◆ **Written instruction**
Would you repeat the listing exactly but omit every picture?

◆ **Material provided**

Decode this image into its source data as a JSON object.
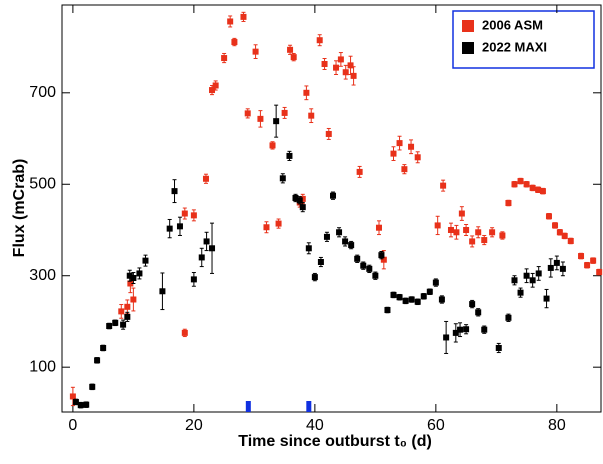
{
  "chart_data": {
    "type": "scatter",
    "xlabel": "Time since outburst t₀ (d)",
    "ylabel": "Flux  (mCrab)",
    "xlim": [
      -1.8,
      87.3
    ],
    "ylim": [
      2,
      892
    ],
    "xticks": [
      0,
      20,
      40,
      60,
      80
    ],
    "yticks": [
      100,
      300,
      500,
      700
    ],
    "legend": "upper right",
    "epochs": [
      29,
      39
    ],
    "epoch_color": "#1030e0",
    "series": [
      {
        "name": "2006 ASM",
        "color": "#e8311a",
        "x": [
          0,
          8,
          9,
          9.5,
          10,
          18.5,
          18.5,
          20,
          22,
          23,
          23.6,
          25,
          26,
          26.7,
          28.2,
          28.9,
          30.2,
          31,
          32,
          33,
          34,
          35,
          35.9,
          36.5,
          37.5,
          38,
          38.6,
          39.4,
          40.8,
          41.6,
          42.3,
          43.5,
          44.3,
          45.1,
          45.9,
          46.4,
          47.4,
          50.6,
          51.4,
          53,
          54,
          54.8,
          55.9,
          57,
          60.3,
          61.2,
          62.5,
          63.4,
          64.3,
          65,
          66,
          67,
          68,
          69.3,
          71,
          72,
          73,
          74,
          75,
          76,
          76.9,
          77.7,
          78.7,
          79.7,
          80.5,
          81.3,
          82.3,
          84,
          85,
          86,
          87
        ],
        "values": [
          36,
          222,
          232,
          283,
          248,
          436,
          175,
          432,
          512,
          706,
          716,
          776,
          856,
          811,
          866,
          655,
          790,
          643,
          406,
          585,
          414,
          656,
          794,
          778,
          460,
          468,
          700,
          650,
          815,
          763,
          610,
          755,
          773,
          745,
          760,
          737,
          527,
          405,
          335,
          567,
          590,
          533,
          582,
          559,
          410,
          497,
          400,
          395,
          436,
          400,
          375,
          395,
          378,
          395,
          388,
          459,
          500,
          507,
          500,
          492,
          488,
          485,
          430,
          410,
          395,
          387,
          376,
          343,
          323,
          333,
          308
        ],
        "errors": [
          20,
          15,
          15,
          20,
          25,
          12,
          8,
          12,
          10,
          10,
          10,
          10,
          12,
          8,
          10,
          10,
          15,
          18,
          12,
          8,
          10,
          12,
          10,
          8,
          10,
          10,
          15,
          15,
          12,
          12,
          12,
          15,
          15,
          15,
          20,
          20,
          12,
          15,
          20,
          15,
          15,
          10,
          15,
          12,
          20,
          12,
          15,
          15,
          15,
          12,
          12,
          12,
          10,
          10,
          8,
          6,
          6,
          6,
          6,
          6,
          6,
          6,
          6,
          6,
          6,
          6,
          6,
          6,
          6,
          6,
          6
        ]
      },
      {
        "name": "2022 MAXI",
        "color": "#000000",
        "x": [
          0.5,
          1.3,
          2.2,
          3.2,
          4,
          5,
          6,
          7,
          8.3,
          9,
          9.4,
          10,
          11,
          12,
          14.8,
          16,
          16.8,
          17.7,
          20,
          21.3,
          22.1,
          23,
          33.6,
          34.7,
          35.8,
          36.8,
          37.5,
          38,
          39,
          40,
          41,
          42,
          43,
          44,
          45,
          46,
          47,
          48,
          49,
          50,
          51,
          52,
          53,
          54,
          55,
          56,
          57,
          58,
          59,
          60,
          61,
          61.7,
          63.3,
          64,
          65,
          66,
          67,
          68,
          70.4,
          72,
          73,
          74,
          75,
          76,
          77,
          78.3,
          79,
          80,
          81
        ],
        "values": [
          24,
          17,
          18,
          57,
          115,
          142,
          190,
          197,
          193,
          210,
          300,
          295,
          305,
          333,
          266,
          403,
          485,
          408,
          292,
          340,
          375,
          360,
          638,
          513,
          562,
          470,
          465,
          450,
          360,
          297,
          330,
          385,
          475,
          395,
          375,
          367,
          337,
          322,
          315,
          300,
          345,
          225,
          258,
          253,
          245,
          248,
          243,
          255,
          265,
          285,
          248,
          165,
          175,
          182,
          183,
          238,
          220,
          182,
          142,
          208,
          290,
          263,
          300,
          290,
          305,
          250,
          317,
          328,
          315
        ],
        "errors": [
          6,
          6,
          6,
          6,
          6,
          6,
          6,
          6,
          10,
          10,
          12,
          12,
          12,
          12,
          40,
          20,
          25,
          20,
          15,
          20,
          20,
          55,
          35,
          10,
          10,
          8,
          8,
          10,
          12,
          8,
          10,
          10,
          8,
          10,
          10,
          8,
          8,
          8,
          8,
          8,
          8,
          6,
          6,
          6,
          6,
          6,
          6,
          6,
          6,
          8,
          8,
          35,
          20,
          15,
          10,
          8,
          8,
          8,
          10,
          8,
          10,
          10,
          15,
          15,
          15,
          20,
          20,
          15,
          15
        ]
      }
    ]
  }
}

◆ **Reply to the task**
Decode this image into its source data as a JSON object.
{
  "chart_data": {
    "type": "scatter",
    "xlabel": "Time since outburst t₀ (d)",
    "ylabel": "Flux  (mCrab)",
    "xlim": [
      -1.8,
      87.3
    ],
    "ylim": [
      2,
      892
    ],
    "xticks": [
      0,
      20,
      40,
      60,
      80
    ],
    "yticks": [
      100,
      300,
      500,
      700
    ],
    "legend": "upper right",
    "epochs": [
      29,
      39
    ],
    "epoch_color": "#1030e0",
    "series": [
      {
        "name": "2006 ASM",
        "color": "#e8311a",
        "x": [
          0,
          8,
          9,
          9.5,
          10,
          18.5,
          18.5,
          20,
          22,
          23,
          23.6,
          25,
          26,
          26.7,
          28.2,
          28.9,
          30.2,
          31,
          32,
          33,
          34,
          35,
          35.9,
          36.5,
          37.5,
          38,
          38.6,
          39.4,
          40.8,
          41.6,
          42.3,
          43.5,
          44.3,
          45.1,
          45.9,
          46.4,
          47.4,
          50.6,
          51.4,
          53,
          54,
          54.8,
          55.9,
          57,
          60.3,
          61.2,
          62.5,
          63.4,
          64.3,
          65,
          66,
          67,
          68,
          69.3,
          71,
          72,
          73,
          74,
          75,
          76,
          76.9,
          77.7,
          78.7,
          79.7,
          80.5,
          81.3,
          82.3,
          84,
          85,
          86,
          87
        ],
        "values": [
          36,
          222,
          232,
          283,
          248,
          436,
          175,
          432,
          512,
          706,
          716,
          776,
          856,
          811,
          866,
          655,
          790,
          643,
          406,
          585,
          414,
          656,
          794,
          778,
          460,
          468,
          700,
          650,
          815,
          763,
          610,
          755,
          773,
          745,
          760,
          737,
          527,
          405,
          335,
          567,
          590,
          533,
          582,
          559,
          410,
          497,
          400,
          395,
          436,
          400,
          375,
          395,
          378,
          395,
          388,
          459,
          500,
          507,
          500,
          492,
          488,
          485,
          430,
          410,
          395,
          387,
          376,
          343,
          323,
          333,
          308
        ],
        "errors": [
          20,
          15,
          15,
          20,
          25,
          12,
          8,
          12,
          10,
          10,
          10,
          10,
          12,
          8,
          10,
          10,
          15,
          18,
          12,
          8,
          10,
          12,
          10,
          8,
          10,
          10,
          15,
          15,
          12,
          12,
          12,
          15,
          15,
          15,
          20,
          20,
          12,
          15,
          20,
          15,
          15,
          10,
          15,
          12,
          20,
          12,
          15,
          15,
          15,
          12,
          12,
          12,
          10,
          10,
          8,
          6,
          6,
          6,
          6,
          6,
          6,
          6,
          6,
          6,
          6,
          6,
          6,
          6,
          6,
          6,
          6
        ]
      },
      {
        "name": "2022 MAXI",
        "color": "#000000",
        "x": [
          0.5,
          1.3,
          2.2,
          3.2,
          4,
          5,
          6,
          7,
          8.3,
          9,
          9.4,
          10,
          11,
          12,
          14.8,
          16,
          16.8,
          17.7,
          20,
          21.3,
          22.1,
          23,
          33.6,
          34.7,
          35.8,
          36.8,
          37.5,
          38,
          39,
          40,
          41,
          42,
          43,
          44,
          45,
          46,
          47,
          48,
          49,
          50,
          51,
          52,
          53,
          54,
          55,
          56,
          57,
          58,
          59,
          60,
          61,
          61.7,
          63.3,
          64,
          65,
          66,
          67,
          68,
          70.4,
          72,
          73,
          74,
          75,
          76,
          77,
          78.3,
          79,
          80,
          81
        ],
        "values": [
          24,
          17,
          18,
          57,
          115,
          142,
          190,
          197,
          193,
          210,
          300,
          295,
          305,
          333,
          266,
          403,
          485,
          408,
          292,
          340,
          375,
          360,
          638,
          513,
          562,
          470,
          465,
          450,
          360,
          297,
          330,
          385,
          475,
          395,
          375,
          367,
          337,
          322,
          315,
          300,
          345,
          225,
          258,
          253,
          245,
          248,
          243,
          255,
          265,
          285,
          248,
          165,
          175,
          182,
          183,
          238,
          220,
          182,
          142,
          208,
          290,
          263,
          300,
          290,
          305,
          250,
          317,
          328,
          315
        ],
        "errors": [
          6,
          6,
          6,
          6,
          6,
          6,
          6,
          6,
          10,
          10,
          12,
          12,
          12,
          12,
          40,
          20,
          25,
          20,
          15,
          20,
          20,
          55,
          35,
          10,
          10,
          8,
          8,
          10,
          12,
          8,
          10,
          10,
          8,
          10,
          10,
          8,
          8,
          8,
          8,
          8,
          8,
          6,
          6,
          6,
          6,
          6,
          6,
          6,
          6,
          8,
          8,
          35,
          20,
          15,
          10,
          8,
          8,
          8,
          10,
          8,
          10,
          10,
          15,
          15,
          15,
          20,
          20,
          15,
          15
        ]
      }
    ]
  }
}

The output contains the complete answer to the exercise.